>> begin Records for this exercise

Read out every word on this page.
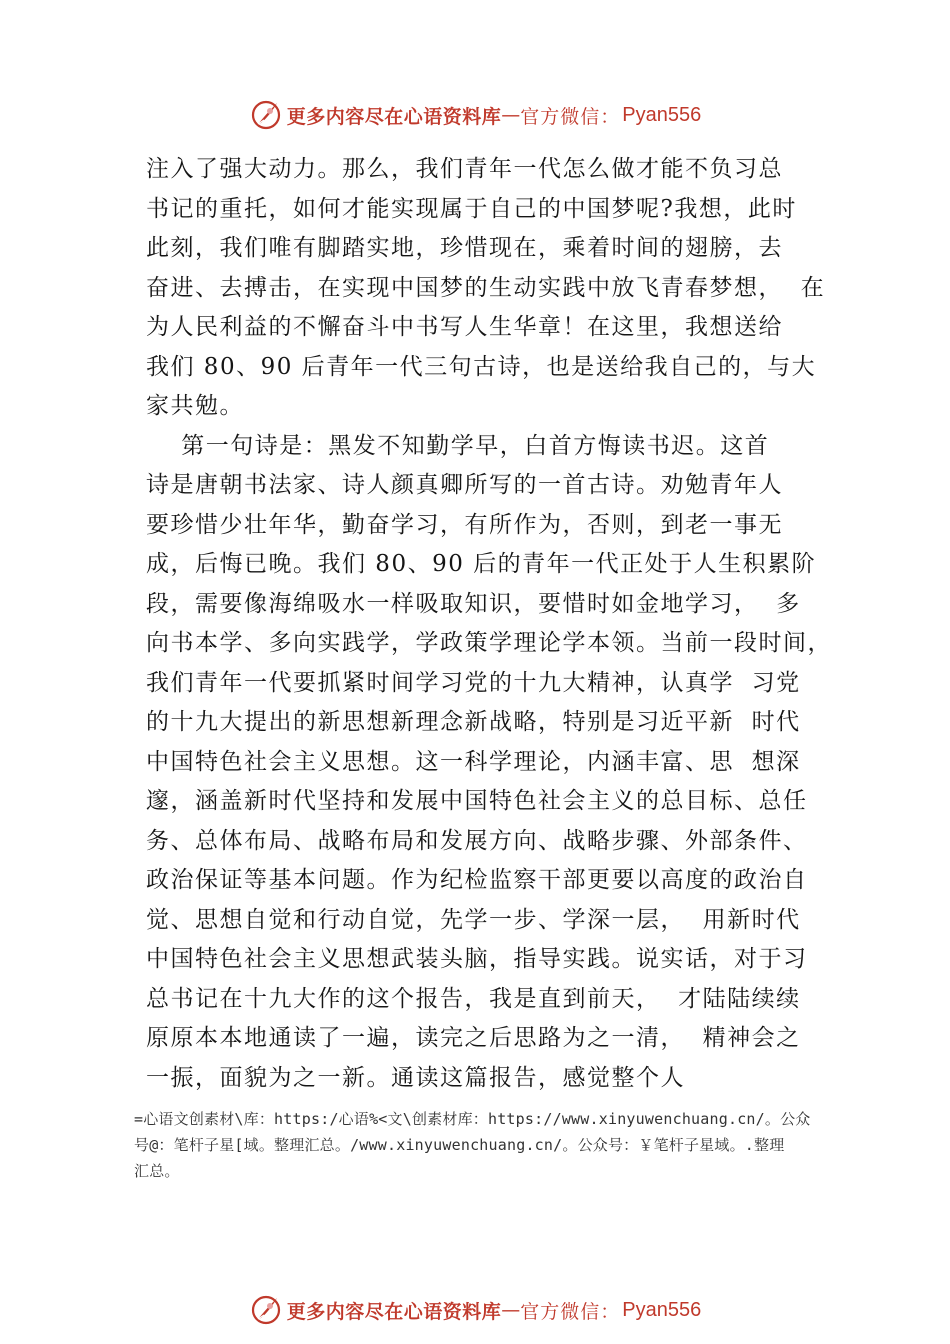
更多内容尽在心语资料库 — 官方微信： Pyan556
注入了强大动力。那么，我们青年一代怎么做才能不负习总
书记的重托，如何才能实现属于自己的中国梦呢?我想，此时
此刻，我们唯有脚踏实地，珍惜现在，乘着时间的翅膀，去
奋进、去搏击，在实现中国梦的生动实践中放飞青春梦想，  在
为人民利益的不懈奋斗中书写人生华章！在这里，我想送给
我们 80、90 后青年一代三句古诗，也是送给我自己的，与大
家共勉。
第一句诗是：黑发不知勤学早，白首方悔读书迟。这首
诗是唐朝书法家、诗人颜真卿所写的一首古诗。劝勉青年人
要珍惜少壮年华，勤奋学习，有所作为，否则，到老一事无
成，后悔已晚。我们 80、90 后的青年一代正处于人生积累阶
段，需要像海绵吸水一样吸取知识，要惜时如金地学习，  多
向书本学、多向实践学，学政策学理论学本领。当前一段时间，
我们青年一代要抓紧时间学习党的十九大精神，认真学  习党
的十九大提出的新思想新理念新战略，特别是习近平新  时代
中国特色社会主义思想。这一科学理论，内涵丰富、思  想深
邃，涵盖新时代坚持和发展中国特色社会主义的总目标、总任
务、总体布局、战略布局和发展方向、战略步骤、外部条件、
政治保证等基本问题。作为纪检监察干部更要以高度的政治自
觉、思想自觉和行动自觉，先学一步、学深一层，  用新时代
中国特色社会主义思想武装头脑，指导实践。说实话，对于习
总书记在十九大作的这个报告，我是直到前天，  才陆陆续续
原原本本地通读了一遍，读完之后思路为之一清，  精神会之
一振，面貌为之一新。通读这篇报告，感觉整个人
=心语文创素材\库：https:/心语%<文\创素材库：https://www.xinyuwenchuang.cn/。公众
号@：笔杆子星[域。整理汇总。/www.xinyuwenchuang.cn/。公众号：￥笔杆子星域。.整理
汇总。
更多内容尽在心语资料库 — 官方微信： Pyan556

>> end Records for this exercise

# Work instructions
Write out the whole listing again, exactly, with no pictures.

# Result
Read out every word on this page.
更多内容尽在心语资料库 — 官方微信： Pyan556
注入了强大动力。那么，我们青年一代怎么做才能不负习总
书记的重托，如何才能实现属于自己的中国梦呢?我想，此时
此刻，我们唯有脚踏实地，珍惜现在，乘着时间的翅膀，去
奋进、去搏击，在实现中国梦的生动实践中放飞青春梦想，  在
为人民利益的不懈奋斗中书写人生华章！在这里，我想送给
我们 80、90 后青年一代三句古诗，也是送给我自己的，与大
家共勉。
第一句诗是：黑发不知勤学早，白首方悔读书迟。这首
诗是唐朝书法家、诗人颜真卿所写的一首古诗。劝勉青年人
要珍惜少壮年华，勤奋学习，有所作为，否则，到老一事无
成，后悔已晚。我们 80、90 后的青年一代正处于人生积累阶
段，需要像海绵吸水一样吸取知识，要惜时如金地学习，  多
向书本学、多向实践学，学政策学理论学本领。当前一段时间，
我们青年一代要抓紧时间学习党的十九大精神，认真学  习党
的十九大提出的新思想新理念新战略，特别是习近平新  时代
中国特色社会主义思想。这一科学理论，内涵丰富、思  想深
邃，涵盖新时代坚持和发展中国特色社会主义的总目标、总任
务、总体布局、战略布局和发展方向、战略步骤、外部条件、
政治保证等基本问题。作为纪检监察干部更要以高度的政治自
觉、思想自觉和行动自觉，先学一步、学深一层，  用新时代
中国特色社会主义思想武装头脑，指导实践。说实话，对于习
总书记在十九大作的这个报告，我是直到前天，  才陆陆续续
原原本本地通读了一遍，读完之后思路为之一清，  精神会之
一振，面貌为之一新。通读这篇报告，感觉整个人
=心语文创素材\库：https:/心语%<文\创素材库：https://www.xinyuwenchuang.cn/。公众
号@：笔杆子星[域。整理汇总。/www.xinyuwenchuang.cn/。公众号：￥笔杆子星域。.整理
汇总。
更多内容尽在心语资料库 — 官方微信： Pyan556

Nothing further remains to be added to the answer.